Description of the task
Omit images. Retype all entries verbatim.

[Records contained in a dataset]
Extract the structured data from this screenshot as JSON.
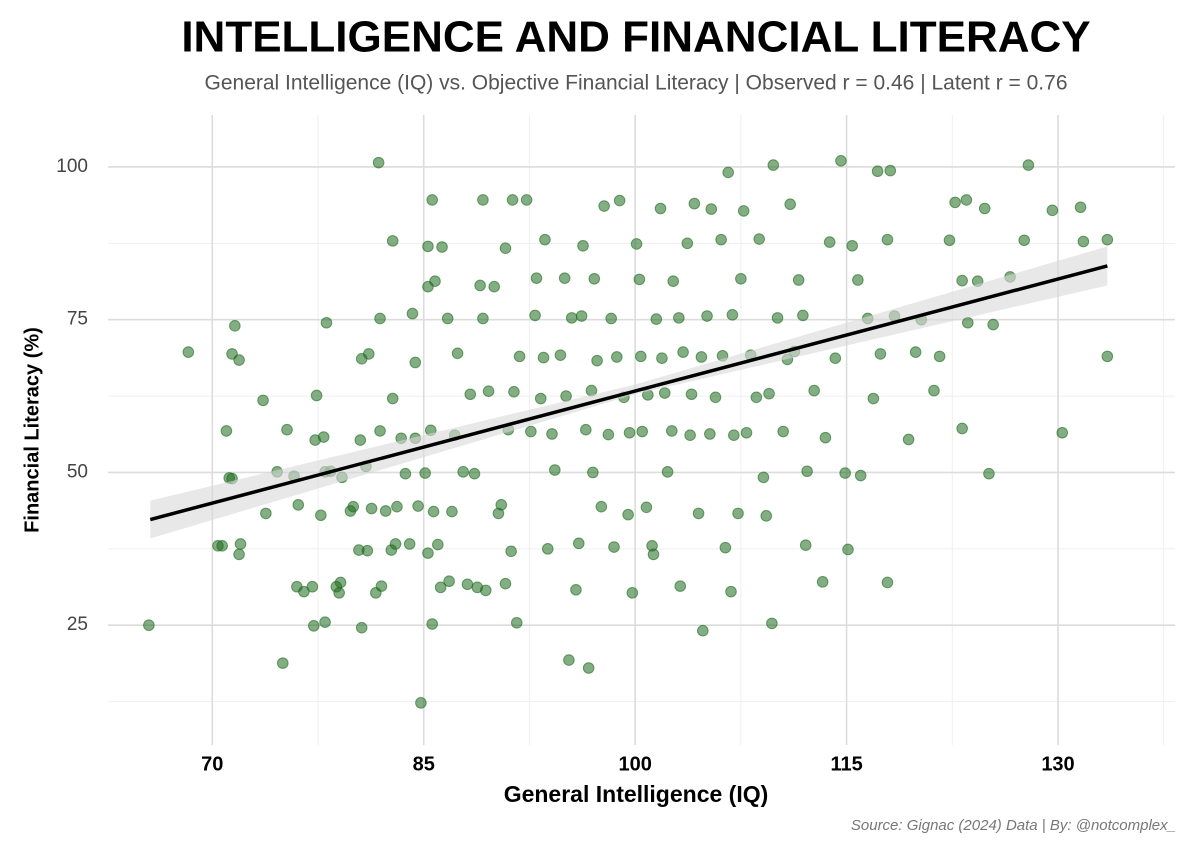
{
  "chart_data": {
    "type": "scatter",
    "title": "INTELLIGENCE AND FINANCIAL LITERACY",
    "subtitle": "General Intelligence (IQ) vs. Objective Financial Literacy | Observed r = 0.46 | Latent r = 0.76",
    "x_label": "General Intelligence (IQ)",
    "y_label": "Financial Literacy (%)",
    "source": "Source: Gignac (2024) Data | By: @notcomplex_",
    "xlim": [
      62.6,
      138.3
    ],
    "ylim": [
      5.4,
      108.5
    ],
    "xticks": [
      70,
      85,
      100,
      115,
      130
    ],
    "yticks": [
      25,
      50,
      75,
      100
    ],
    "x_minor_grid": [
      77.5,
      92.5,
      107.5,
      122.5,
      137.5
    ],
    "y_minor_grid": [
      12.5,
      37.5,
      62.5,
      87.5
    ],
    "grid": true,
    "x": [
      65.5,
      68.3,
      70.4,
      70.7,
      71,
      71.2,
      71.4,
      71.4,
      71.6,
      71.9,
      71.9,
      72,
      73.6,
      73.8,
      74.6,
      75,
      75.3,
      75.8,
      76,
      76.1,
      76.5,
      77.1,
      77.2,
      77.4,
      77.3,
      77.7,
      77.9,
      78,
      78.1,
      78,
      78.4,
      78.8,
      79,
      79.1,
      79.2,
      79.8,
      80,
      80.4,
      80.6,
      80.5,
      80.6,
      80.9,
      81.1,
      81,
      81.3,
      81.6,
      81.8,
      81.9,
      81.9,
      82,
      82.3,
      82.7,
      82.8,
      82.8,
      83,
      83.1,
      83.4,
      83.7,
      84,
      84.2,
      84.4,
      84.4,
      84.6,
      84.8,
      85.1,
      85.3,
      85.3,
      85.3,
      85.5,
      85.6,
      85.8,
      85.6,
      85.7,
      86,
      86.2,
      86.3,
      86.8,
      86.7,
      87,
      87.2,
      87.4,
      87.8,
      88.1,
      88.3,
      88.6,
      88.8,
      89,
      89.2,
      89.2,
      89.4,
      89.6,
      90,
      90.3,
      90.5,
      90.8,
      90.8,
      91,
      91.2,
      91.4,
      91.3,
      91.6,
      91.8,
      92.3,
      92.6,
      92.9,
      93,
      93.3,
      93.6,
      93.8,
      94.3,
      94.7,
      95,
      95.3,
      95.5,
      95.8,
      96,
      96.3,
      96.5,
      96.7,
      96.9,
      97.1,
      97.3,
      97.6,
      97.8,
      98.1,
      98.3,
      98.5,
      98.9,
      99.2,
      99.5,
      99.8,
      100.1,
      100.3,
      100.4,
      100.5,
      100.8,
      101.2,
      101.3,
      101.5,
      101.8,
      102.1,
      102.3,
      102.7,
      103.2,
      103.4,
      103.7,
      103.9,
      104.2,
      104.5,
      104.8,
      105.1,
      105.4,
      105.7,
      106.1,
      106.4,
      106.6,
      106.8,
      107,
      107.3,
      107.5,
      107.7,
      108.2,
      108.6,
      108.8,
      109.1,
      109.3,
      109.7,
      109.8,
      110.1,
      110.5,
      111,
      111.3,
      111.6,
      112.1,
      112.2,
      112.7,
      113.3,
      113.5,
      113.8,
      114.2,
      114.6,
      114.9,
      115.1,
      115.4,
      115.8,
      116,
      116.5,
      116.9,
      117.2,
      117.4,
      117.9,
      117.9,
      118.1,
      118.4,
      119.4,
      119.9,
      120.3,
      121.2,
      121.6,
      122.3,
      122.7,
      123.2,
      123.2,
      123.5,
      123.6,
      124.3,
      124.8,
      125.1,
      125.4,
      126.6,
      127.6,
      127.9,
      129.6,
      130.3,
      131.6,
      131.8,
      133.5,
      133.5,
      93.5,
      94.1,
      95.1,
      96.2,
      97,
      98.7,
      99.6,
      100.9,
      101.9,
      102.6,
      103.1,
      104,
      104.7,
      105.3,
      106.2,
      106.9,
      107.9,
      109.5,
      110.8,
      111.9
    ],
    "series": [
      {
        "color": "#1d6a1d",
        "values": [
          25,
          69.7,
          38,
          38,
          56.8,
          49.1,
          49,
          69.4,
          74,
          68.4,
          36.6,
          38.3,
          61.8,
          43.3,
          50.1,
          18.8,
          57,
          49.4,
          31.3,
          44.7,
          30.5,
          31.3,
          24.9,
          62.6,
          55.3,
          43,
          55.8,
          50.1,
          74.5,
          25.5,
          50.2,
          31.3,
          30.3,
          32,
          49.2,
          43.7,
          44.4,
          37.3,
          24.6,
          55.3,
          68.6,
          51,
          69.4,
          37.2,
          44.1,
          30.3,
          100.7,
          75.2,
          56.8,
          31.4,
          43.7,
          37.3,
          87.9,
          62.1,
          38.3,
          44.4,
          55.6,
          49.8,
          38.3,
          76,
          55.6,
          68,
          44.5,
          12.3,
          49.9,
          87,
          36.8,
          80.4,
          56.9,
          94.6,
          81.3,
          25.2,
          43.6,
          38.2,
          31.2,
          86.9,
          32.2,
          75.2,
          43.6,
          56.1,
          69.5,
          50.1,
          31.7,
          62.8,
          49.8,
          31.2,
          80.6,
          75.2,
          94.6,
          30.7,
          63.3,
          80.4,
          43.3,
          44.7,
          86.7,
          31.8,
          57,
          37.1,
          63.2,
          94.6,
          25.4,
          69,
          94.6,
          56.7,
          75.7,
          81.8,
          62.1,
          88.1,
          37.5,
          50.4,
          69.2,
          81.8,
          19.3,
          75.3,
          30.8,
          38.4,
          87.1,
          57,
          18,
          63.4,
          81.7,
          68.3,
          44.4,
          93.6,
          56.2,
          75.2,
          37.8,
          94.5,
          62.3,
          43.1,
          30.3,
          87.4,
          81.6,
          69,
          56.7,
          44.3,
          38,
          36.6,
          75.1,
          93.2,
          63,
          50.1,
          81.3,
          31.4,
          69.7,
          87.5,
          56.1,
          94,
          43.3,
          24.1,
          75.6,
          93.1,
          62.3,
          88.1,
          37.7,
          99.1,
          30.5,
          56.1,
          43.3,
          81.7,
          92.8,
          69.2,
          62.3,
          88.2,
          49.2,
          42.9,
          25.3,
          100.3,
          75.3,
          56.7,
          93.9,
          69.8,
          81.5,
          38.1,
          50.2,
          63.4,
          32.1,
          55.7,
          87.7,
          68.7,
          101,
          49.9,
          37.4,
          87.1,
          81.5,
          49.5,
          75.2,
          62.1,
          99.3,
          69.4,
          32,
          88.1,
          99.4,
          75.6,
          55.4,
          69.7,
          75,
          63.4,
          69,
          88,
          94.2,
          57.2,
          81.4,
          94.6,
          74.5,
          81.3,
          93.2,
          49.8,
          74.2,
          82,
          88,
          100.3,
          92.9,
          56.5,
          93.4,
          87.8,
          88.1,
          69,
          68.8,
          56.3,
          62.5,
          75.6,
          50,
          68.9,
          56.5,
          62.7,
          68.7,
          56.8,
          75.3,
          62.8,
          68.9,
          56.3,
          69.1,
          75.8,
          56.5,
          62.9,
          68.5,
          75.7
        ]
      }
    ],
    "trend": {
      "color": "#000000",
      "x": [
        65.6,
        133.5
      ],
      "values": [
        42.3,
        83.8
      ]
    },
    "band": {
      "color": "#d9d9d9",
      "x": [
        65.6,
        100,
        133.5
      ],
      "lower": [
        39.2,
        62.8,
        80.6
      ],
      "upper": [
        45.4,
        64.4,
        87
      ]
    }
  }
}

In response
Extract the structured data from this screenshot as JSON.
{
  "chart_data": {
    "type": "scatter",
    "title": "INTELLIGENCE AND FINANCIAL LITERACY",
    "subtitle": "General Intelligence (IQ) vs. Objective Financial Literacy | Observed r = 0.46 | Latent r = 0.76",
    "x_label": "General Intelligence (IQ)",
    "y_label": "Financial Literacy (%)",
    "source": "Source: Gignac (2024) Data | By: @notcomplex_",
    "xlim": [
      62.6,
      138.3
    ],
    "ylim": [
      5.4,
      108.5
    ],
    "xticks": [
      70,
      85,
      100,
      115,
      130
    ],
    "yticks": [
      25,
      50,
      75,
      100
    ],
    "x_minor_grid": [
      77.5,
      92.5,
      107.5,
      122.5,
      137.5
    ],
    "y_minor_grid": [
      12.5,
      37.5,
      62.5,
      87.5
    ],
    "grid": true,
    "x": [
      65.5,
      68.3,
      70.4,
      70.7,
      71,
      71.2,
      71.4,
      71.4,
      71.6,
      71.9,
      71.9,
      72,
      73.6,
      73.8,
      74.6,
      75,
      75.3,
      75.8,
      76,
      76.1,
      76.5,
      77.1,
      77.2,
      77.4,
      77.3,
      77.7,
      77.9,
      78,
      78.1,
      78,
      78.4,
      78.8,
      79,
      79.1,
      79.2,
      79.8,
      80,
      80.4,
      80.6,
      80.5,
      80.6,
      80.9,
      81.1,
      81,
      81.3,
      81.6,
      81.8,
      81.9,
      81.9,
      82,
      82.3,
      82.7,
      82.8,
      82.8,
      83,
      83.1,
      83.4,
      83.7,
      84,
      84.2,
      84.4,
      84.4,
      84.6,
      84.8,
      85.1,
      85.3,
      85.3,
      85.3,
      85.5,
      85.6,
      85.8,
      85.6,
      85.7,
      86,
      86.2,
      86.3,
      86.8,
      86.7,
      87,
      87.2,
      87.4,
      87.8,
      88.1,
      88.3,
      88.6,
      88.8,
      89,
      89.2,
      89.2,
      89.4,
      89.6,
      90,
      90.3,
      90.5,
      90.8,
      90.8,
      91,
      91.2,
      91.4,
      91.3,
      91.6,
      91.8,
      92.3,
      92.6,
      92.9,
      93,
      93.3,
      93.6,
      93.8,
      94.3,
      94.7,
      95,
      95.3,
      95.5,
      95.8,
      96,
      96.3,
      96.5,
      96.7,
      96.9,
      97.1,
      97.3,
      97.6,
      97.8,
      98.1,
      98.3,
      98.5,
      98.9,
      99.2,
      99.5,
      99.8,
      100.1,
      100.3,
      100.4,
      100.5,
      100.8,
      101.2,
      101.3,
      101.5,
      101.8,
      102.1,
      102.3,
      102.7,
      103.2,
      103.4,
      103.7,
      103.9,
      104.2,
      104.5,
      104.8,
      105.1,
      105.4,
      105.7,
      106.1,
      106.4,
      106.6,
      106.8,
      107,
      107.3,
      107.5,
      107.7,
      108.2,
      108.6,
      108.8,
      109.1,
      109.3,
      109.7,
      109.8,
      110.1,
      110.5,
      111,
      111.3,
      111.6,
      112.1,
      112.2,
      112.7,
      113.3,
      113.5,
      113.8,
      114.2,
      114.6,
      114.9,
      115.1,
      115.4,
      115.8,
      116,
      116.5,
      116.9,
      117.2,
      117.4,
      117.9,
      117.9,
      118.1,
      118.4,
      119.4,
      119.9,
      120.3,
      121.2,
      121.6,
      122.3,
      122.7,
      123.2,
      123.2,
      123.5,
      123.6,
      124.3,
      124.8,
      125.1,
      125.4,
      126.6,
      127.6,
      127.9,
      129.6,
      130.3,
      131.6,
      131.8,
      133.5,
      133.5,
      93.5,
      94.1,
      95.1,
      96.2,
      97,
      98.7,
      99.6,
      100.9,
      101.9,
      102.6,
      103.1,
      104,
      104.7,
      105.3,
      106.2,
      106.9,
      107.9,
      109.5,
      110.8,
      111.9
    ],
    "series": [
      {
        "color": "#1d6a1d",
        "values": [
          25,
          69.7,
          38,
          38,
          56.8,
          49.1,
          49,
          69.4,
          74,
          68.4,
          36.6,
          38.3,
          61.8,
          43.3,
          50.1,
          18.8,
          57,
          49.4,
          31.3,
          44.7,
          30.5,
          31.3,
          24.9,
          62.6,
          55.3,
          43,
          55.8,
          50.1,
          74.5,
          25.5,
          50.2,
          31.3,
          30.3,
          32,
          49.2,
          43.7,
          44.4,
          37.3,
          24.6,
          55.3,
          68.6,
          51,
          69.4,
          37.2,
          44.1,
          30.3,
          100.7,
          75.2,
          56.8,
          31.4,
          43.7,
          37.3,
          87.9,
          62.1,
          38.3,
          44.4,
          55.6,
          49.8,
          38.3,
          76,
          55.6,
          68,
          44.5,
          12.3,
          49.9,
          87,
          36.8,
          80.4,
          56.9,
          94.6,
          81.3,
          25.2,
          43.6,
          38.2,
          31.2,
          86.9,
          32.2,
          75.2,
          43.6,
          56.1,
          69.5,
          50.1,
          31.7,
          62.8,
          49.8,
          31.2,
          80.6,
          75.2,
          94.6,
          30.7,
          63.3,
          80.4,
          43.3,
          44.7,
          86.7,
          31.8,
          57,
          37.1,
          63.2,
          94.6,
          25.4,
          69,
          94.6,
          56.7,
          75.7,
          81.8,
          62.1,
          88.1,
          37.5,
          50.4,
          69.2,
          81.8,
          19.3,
          75.3,
          30.8,
          38.4,
          87.1,
          57,
          18,
          63.4,
          81.7,
          68.3,
          44.4,
          93.6,
          56.2,
          75.2,
          37.8,
          94.5,
          62.3,
          43.1,
          30.3,
          87.4,
          81.6,
          69,
          56.7,
          44.3,
          38,
          36.6,
          75.1,
          93.2,
          63,
          50.1,
          81.3,
          31.4,
          69.7,
          87.5,
          56.1,
          94,
          43.3,
          24.1,
          75.6,
          93.1,
          62.3,
          88.1,
          37.7,
          99.1,
          30.5,
          56.1,
          43.3,
          81.7,
          92.8,
          69.2,
          62.3,
          88.2,
          49.2,
          42.9,
          25.3,
          100.3,
          75.3,
          56.7,
          93.9,
          69.8,
          81.5,
          38.1,
          50.2,
          63.4,
          32.1,
          55.7,
          87.7,
          68.7,
          101,
          49.9,
          37.4,
          87.1,
          81.5,
          49.5,
          75.2,
          62.1,
          99.3,
          69.4,
          32,
          88.1,
          99.4,
          75.6,
          55.4,
          69.7,
          75,
          63.4,
          69,
          88,
          94.2,
          57.2,
          81.4,
          94.6,
          74.5,
          81.3,
          93.2,
          49.8,
          74.2,
          82,
          88,
          100.3,
          92.9,
          56.5,
          93.4,
          87.8,
          88.1,
          69,
          68.8,
          56.3,
          62.5,
          75.6,
          50,
          68.9,
          56.5,
          62.7,
          68.7,
          56.8,
          75.3,
          62.8,
          68.9,
          56.3,
          69.1,
          75.8,
          56.5,
          62.9,
          68.5,
          75.7
        ]
      }
    ],
    "trend": {
      "color": "#000000",
      "x": [
        65.6,
        133.5
      ],
      "values": [
        42.3,
        83.8
      ]
    },
    "band": {
      "color": "#d9d9d9",
      "x": [
        65.6,
        100,
        133.5
      ],
      "lower": [
        39.2,
        62.8,
        80.6
      ],
      "upper": [
        45.4,
        64.4,
        87
      ]
    }
  }
}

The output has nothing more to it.